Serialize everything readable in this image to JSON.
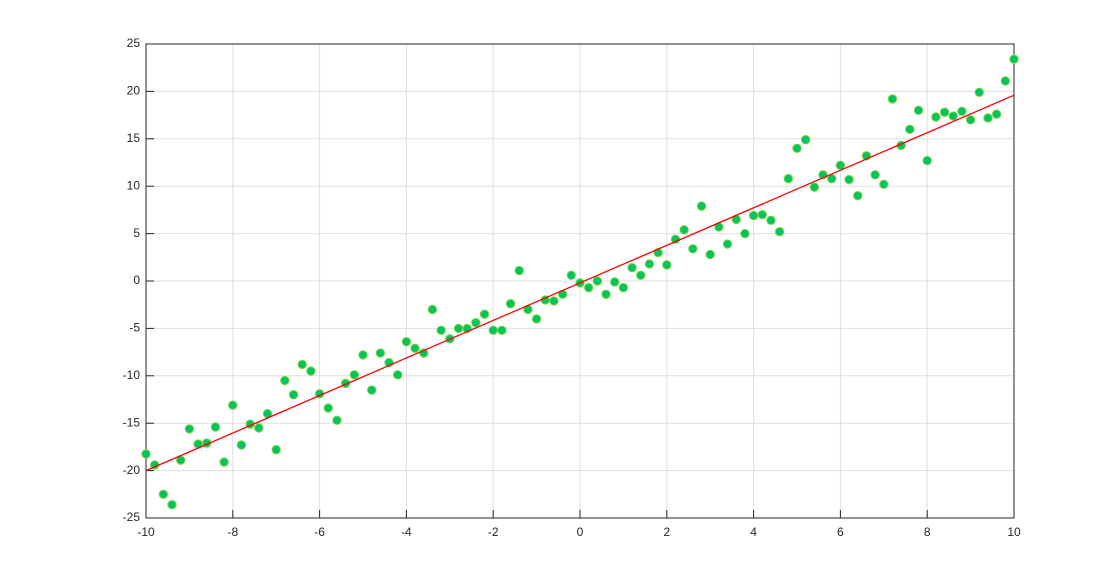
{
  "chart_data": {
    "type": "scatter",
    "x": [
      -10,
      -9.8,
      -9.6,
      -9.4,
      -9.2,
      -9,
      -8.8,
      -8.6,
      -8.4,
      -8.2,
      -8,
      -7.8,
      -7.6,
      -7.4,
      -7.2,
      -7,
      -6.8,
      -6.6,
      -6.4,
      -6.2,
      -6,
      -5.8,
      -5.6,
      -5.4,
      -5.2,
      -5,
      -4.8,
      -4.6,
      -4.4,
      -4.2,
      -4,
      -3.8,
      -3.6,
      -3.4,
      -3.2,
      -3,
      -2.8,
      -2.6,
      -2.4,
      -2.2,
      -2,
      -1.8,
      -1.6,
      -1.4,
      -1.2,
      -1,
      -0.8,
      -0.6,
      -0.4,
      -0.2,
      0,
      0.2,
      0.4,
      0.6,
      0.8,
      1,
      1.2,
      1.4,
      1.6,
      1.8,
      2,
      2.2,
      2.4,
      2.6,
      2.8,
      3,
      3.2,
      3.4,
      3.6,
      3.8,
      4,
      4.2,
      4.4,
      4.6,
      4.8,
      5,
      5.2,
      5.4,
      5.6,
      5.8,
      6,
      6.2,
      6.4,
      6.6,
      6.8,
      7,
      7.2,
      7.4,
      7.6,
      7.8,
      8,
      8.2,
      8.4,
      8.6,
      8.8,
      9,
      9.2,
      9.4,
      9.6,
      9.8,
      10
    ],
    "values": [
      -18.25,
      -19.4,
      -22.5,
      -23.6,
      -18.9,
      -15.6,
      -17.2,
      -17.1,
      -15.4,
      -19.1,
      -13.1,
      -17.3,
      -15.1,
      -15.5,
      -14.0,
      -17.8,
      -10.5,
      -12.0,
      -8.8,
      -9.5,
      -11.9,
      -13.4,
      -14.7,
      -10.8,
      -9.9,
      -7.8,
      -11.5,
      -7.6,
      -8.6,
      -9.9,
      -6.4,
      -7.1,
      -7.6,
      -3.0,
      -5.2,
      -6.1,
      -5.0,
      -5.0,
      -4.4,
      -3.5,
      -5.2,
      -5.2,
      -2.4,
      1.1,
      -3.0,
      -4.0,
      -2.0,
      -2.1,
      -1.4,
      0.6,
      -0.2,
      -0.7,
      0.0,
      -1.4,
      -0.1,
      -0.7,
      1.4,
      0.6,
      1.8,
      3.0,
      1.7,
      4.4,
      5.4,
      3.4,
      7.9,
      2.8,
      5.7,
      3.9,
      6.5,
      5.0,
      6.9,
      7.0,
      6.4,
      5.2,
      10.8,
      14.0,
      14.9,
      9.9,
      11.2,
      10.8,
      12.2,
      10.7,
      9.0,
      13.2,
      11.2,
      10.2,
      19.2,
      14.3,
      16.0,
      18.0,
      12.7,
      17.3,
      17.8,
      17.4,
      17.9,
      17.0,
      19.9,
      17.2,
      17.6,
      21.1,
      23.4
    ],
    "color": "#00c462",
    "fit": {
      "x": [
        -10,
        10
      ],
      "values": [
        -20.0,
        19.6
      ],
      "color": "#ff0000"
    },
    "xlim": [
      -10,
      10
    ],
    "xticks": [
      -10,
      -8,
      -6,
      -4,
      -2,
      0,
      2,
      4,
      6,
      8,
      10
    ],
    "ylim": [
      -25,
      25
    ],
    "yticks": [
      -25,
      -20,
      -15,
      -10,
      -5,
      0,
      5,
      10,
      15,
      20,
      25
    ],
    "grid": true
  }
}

# # # # # # #

— TASK —
Reproduce the listing above exactly, excluding all pictures.

— EXERCISE OUTPUT —
Serialize everything readable in this image to JSON.
{
  "chart_data": {
    "type": "scatter",
    "x": [
      -10,
      -9.8,
      -9.6,
      -9.4,
      -9.2,
      -9,
      -8.8,
      -8.6,
      -8.4,
      -8.2,
      -8,
      -7.8,
      -7.6,
      -7.4,
      -7.2,
      -7,
      -6.8,
      -6.6,
      -6.4,
      -6.2,
      -6,
      -5.8,
      -5.6,
      -5.4,
      -5.2,
      -5,
      -4.8,
      -4.6,
      -4.4,
      -4.2,
      -4,
      -3.8,
      -3.6,
      -3.4,
      -3.2,
      -3,
      -2.8,
      -2.6,
      -2.4,
      -2.2,
      -2,
      -1.8,
      -1.6,
      -1.4,
      -1.2,
      -1,
      -0.8,
      -0.6,
      -0.4,
      -0.2,
      0,
      0.2,
      0.4,
      0.6,
      0.8,
      1,
      1.2,
      1.4,
      1.6,
      1.8,
      2,
      2.2,
      2.4,
      2.6,
      2.8,
      3,
      3.2,
      3.4,
      3.6,
      3.8,
      4,
      4.2,
      4.4,
      4.6,
      4.8,
      5,
      5.2,
      5.4,
      5.6,
      5.8,
      6,
      6.2,
      6.4,
      6.6,
      6.8,
      7,
      7.2,
      7.4,
      7.6,
      7.8,
      8,
      8.2,
      8.4,
      8.6,
      8.8,
      9,
      9.2,
      9.4,
      9.6,
      9.8,
      10
    ],
    "values": [
      -18.25,
      -19.4,
      -22.5,
      -23.6,
      -18.9,
      -15.6,
      -17.2,
      -17.1,
      -15.4,
      -19.1,
      -13.1,
      -17.3,
      -15.1,
      -15.5,
      -14.0,
      -17.8,
      -10.5,
      -12.0,
      -8.8,
      -9.5,
      -11.9,
      -13.4,
      -14.7,
      -10.8,
      -9.9,
      -7.8,
      -11.5,
      -7.6,
      -8.6,
      -9.9,
      -6.4,
      -7.1,
      -7.6,
      -3.0,
      -5.2,
      -6.1,
      -5.0,
      -5.0,
      -4.4,
      -3.5,
      -5.2,
      -5.2,
      -2.4,
      1.1,
      -3.0,
      -4.0,
      -2.0,
      -2.1,
      -1.4,
      0.6,
      -0.2,
      -0.7,
      0.0,
      -1.4,
      -0.1,
      -0.7,
      1.4,
      0.6,
      1.8,
      3.0,
      1.7,
      4.4,
      5.4,
      3.4,
      7.9,
      2.8,
      5.7,
      3.9,
      6.5,
      5.0,
      6.9,
      7.0,
      6.4,
      5.2,
      10.8,
      14.0,
      14.9,
      9.9,
      11.2,
      10.8,
      12.2,
      10.7,
      9.0,
      13.2,
      11.2,
      10.2,
      19.2,
      14.3,
      16.0,
      18.0,
      12.7,
      17.3,
      17.8,
      17.4,
      17.9,
      17.0,
      19.9,
      17.2,
      17.6,
      21.1,
      23.4
    ],
    "color": "#00c462",
    "fit": {
      "x": [
        -10,
        10
      ],
      "values": [
        -20.0,
        19.6
      ],
      "color": "#ff0000"
    },
    "xlim": [
      -10,
      10
    ],
    "xticks": [
      -10,
      -8,
      -6,
      -4,
      -2,
      0,
      2,
      4,
      6,
      8,
      10
    ],
    "ylim": [
      -25,
      25
    ],
    "yticks": [
      -25,
      -20,
      -15,
      -10,
      -5,
      0,
      5,
      10,
      15,
      20,
      25
    ],
    "grid": true
  }
}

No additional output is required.